Exercise objective
Copy out all lines where "level" appears.

......

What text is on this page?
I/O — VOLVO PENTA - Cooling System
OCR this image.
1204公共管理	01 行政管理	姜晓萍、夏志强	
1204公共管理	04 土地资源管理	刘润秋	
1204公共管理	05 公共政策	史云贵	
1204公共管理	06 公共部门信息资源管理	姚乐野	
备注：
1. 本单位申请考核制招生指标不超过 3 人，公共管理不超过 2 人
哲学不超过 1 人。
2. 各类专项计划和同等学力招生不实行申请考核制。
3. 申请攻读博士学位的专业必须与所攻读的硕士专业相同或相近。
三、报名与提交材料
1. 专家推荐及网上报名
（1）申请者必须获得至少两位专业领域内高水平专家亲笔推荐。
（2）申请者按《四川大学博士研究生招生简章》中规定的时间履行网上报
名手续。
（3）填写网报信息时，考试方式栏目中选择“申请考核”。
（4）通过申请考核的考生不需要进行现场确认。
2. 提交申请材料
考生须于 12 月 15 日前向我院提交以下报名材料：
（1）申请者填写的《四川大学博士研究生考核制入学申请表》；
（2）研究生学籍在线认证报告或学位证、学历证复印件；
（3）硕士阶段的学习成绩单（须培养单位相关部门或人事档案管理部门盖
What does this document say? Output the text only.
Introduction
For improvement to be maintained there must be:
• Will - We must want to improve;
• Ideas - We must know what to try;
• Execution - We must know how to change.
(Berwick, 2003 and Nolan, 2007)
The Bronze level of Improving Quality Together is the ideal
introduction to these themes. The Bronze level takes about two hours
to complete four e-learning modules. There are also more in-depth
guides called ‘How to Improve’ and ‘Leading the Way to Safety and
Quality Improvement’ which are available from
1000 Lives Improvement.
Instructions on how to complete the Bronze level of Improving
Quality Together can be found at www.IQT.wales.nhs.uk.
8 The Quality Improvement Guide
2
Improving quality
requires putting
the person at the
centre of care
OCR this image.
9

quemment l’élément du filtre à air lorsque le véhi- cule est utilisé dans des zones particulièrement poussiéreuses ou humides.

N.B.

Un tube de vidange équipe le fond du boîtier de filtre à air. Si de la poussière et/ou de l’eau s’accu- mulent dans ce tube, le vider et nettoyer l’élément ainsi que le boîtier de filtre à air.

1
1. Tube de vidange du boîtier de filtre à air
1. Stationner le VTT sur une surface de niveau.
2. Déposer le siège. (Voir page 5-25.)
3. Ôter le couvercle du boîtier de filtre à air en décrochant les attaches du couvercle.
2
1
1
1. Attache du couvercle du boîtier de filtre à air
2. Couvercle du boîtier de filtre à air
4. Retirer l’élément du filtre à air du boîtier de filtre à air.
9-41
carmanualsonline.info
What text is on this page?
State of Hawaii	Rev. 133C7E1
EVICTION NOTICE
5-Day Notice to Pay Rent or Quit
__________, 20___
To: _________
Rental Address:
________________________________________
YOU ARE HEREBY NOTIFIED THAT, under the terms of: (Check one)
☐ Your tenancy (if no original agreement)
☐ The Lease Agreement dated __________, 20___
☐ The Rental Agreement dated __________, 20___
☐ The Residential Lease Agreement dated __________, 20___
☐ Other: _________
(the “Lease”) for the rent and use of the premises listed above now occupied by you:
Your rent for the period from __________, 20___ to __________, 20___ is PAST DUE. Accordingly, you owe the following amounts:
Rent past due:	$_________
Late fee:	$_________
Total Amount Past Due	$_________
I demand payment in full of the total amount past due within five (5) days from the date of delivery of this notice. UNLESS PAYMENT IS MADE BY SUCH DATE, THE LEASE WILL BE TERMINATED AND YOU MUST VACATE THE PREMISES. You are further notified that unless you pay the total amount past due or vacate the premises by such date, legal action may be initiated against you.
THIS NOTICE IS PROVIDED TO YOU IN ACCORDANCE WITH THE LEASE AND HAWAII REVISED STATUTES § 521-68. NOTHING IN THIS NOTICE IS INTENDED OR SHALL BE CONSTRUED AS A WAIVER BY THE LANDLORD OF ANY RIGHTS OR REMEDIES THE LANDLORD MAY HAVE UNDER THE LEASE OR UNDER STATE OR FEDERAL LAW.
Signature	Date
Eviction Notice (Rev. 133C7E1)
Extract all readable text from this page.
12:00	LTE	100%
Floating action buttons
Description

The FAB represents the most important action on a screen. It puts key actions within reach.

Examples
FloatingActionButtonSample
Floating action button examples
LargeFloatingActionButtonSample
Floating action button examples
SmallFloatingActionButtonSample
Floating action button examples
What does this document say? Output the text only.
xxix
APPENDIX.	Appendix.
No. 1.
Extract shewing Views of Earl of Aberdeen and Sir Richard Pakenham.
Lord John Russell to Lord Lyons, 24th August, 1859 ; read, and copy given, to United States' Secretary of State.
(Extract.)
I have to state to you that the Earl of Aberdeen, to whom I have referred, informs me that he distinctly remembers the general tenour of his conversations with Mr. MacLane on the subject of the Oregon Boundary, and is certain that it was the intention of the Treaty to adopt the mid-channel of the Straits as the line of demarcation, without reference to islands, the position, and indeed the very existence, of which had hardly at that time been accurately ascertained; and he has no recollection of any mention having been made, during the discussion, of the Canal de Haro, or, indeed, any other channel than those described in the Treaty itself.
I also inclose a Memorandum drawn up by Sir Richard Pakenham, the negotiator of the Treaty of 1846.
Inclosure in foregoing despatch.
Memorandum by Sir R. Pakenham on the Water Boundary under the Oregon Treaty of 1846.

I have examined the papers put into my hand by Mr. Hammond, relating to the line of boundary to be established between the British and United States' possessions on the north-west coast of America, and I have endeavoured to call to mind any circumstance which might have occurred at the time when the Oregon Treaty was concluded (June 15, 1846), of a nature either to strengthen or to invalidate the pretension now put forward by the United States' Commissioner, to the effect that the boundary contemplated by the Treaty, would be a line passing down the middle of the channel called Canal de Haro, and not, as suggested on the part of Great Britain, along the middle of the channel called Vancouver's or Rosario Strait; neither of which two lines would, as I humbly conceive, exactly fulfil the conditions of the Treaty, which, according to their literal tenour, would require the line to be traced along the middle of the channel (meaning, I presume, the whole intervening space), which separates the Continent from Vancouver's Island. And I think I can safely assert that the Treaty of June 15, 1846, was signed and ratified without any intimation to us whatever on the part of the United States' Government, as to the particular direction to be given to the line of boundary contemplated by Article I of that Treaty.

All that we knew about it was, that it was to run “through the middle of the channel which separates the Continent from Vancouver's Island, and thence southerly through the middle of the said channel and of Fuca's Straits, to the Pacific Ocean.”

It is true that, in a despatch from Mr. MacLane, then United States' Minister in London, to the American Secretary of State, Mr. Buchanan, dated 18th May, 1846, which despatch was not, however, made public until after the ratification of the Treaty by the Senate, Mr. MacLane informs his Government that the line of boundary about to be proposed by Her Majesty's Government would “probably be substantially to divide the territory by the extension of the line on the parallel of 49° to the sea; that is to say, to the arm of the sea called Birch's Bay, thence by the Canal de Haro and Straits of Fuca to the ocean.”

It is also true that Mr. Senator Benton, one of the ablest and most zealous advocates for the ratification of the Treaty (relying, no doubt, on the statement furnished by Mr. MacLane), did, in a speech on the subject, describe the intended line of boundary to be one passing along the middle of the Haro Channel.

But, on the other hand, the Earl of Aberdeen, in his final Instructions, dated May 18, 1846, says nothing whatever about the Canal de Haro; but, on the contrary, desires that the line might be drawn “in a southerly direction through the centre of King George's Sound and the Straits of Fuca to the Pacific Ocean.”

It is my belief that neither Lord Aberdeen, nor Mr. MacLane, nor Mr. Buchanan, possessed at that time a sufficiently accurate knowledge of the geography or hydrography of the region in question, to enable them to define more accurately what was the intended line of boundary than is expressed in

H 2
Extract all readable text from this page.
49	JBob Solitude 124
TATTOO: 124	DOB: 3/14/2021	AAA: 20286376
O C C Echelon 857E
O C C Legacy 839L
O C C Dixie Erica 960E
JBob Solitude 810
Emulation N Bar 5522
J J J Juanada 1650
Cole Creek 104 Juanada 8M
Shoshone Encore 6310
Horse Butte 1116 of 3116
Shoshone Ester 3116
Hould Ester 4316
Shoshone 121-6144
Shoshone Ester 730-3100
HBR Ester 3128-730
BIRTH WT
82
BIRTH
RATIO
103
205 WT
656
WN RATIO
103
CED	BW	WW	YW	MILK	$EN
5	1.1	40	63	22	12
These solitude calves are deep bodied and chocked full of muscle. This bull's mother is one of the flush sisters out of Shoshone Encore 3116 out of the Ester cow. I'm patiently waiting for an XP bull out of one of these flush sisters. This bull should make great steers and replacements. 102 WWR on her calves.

......

Answer in full
The Bronze level of Improving Quality Together is the ideal
introduction to these themes. The Bronze level takes about two hours
Instructions on how to complete the Bronze level of Improving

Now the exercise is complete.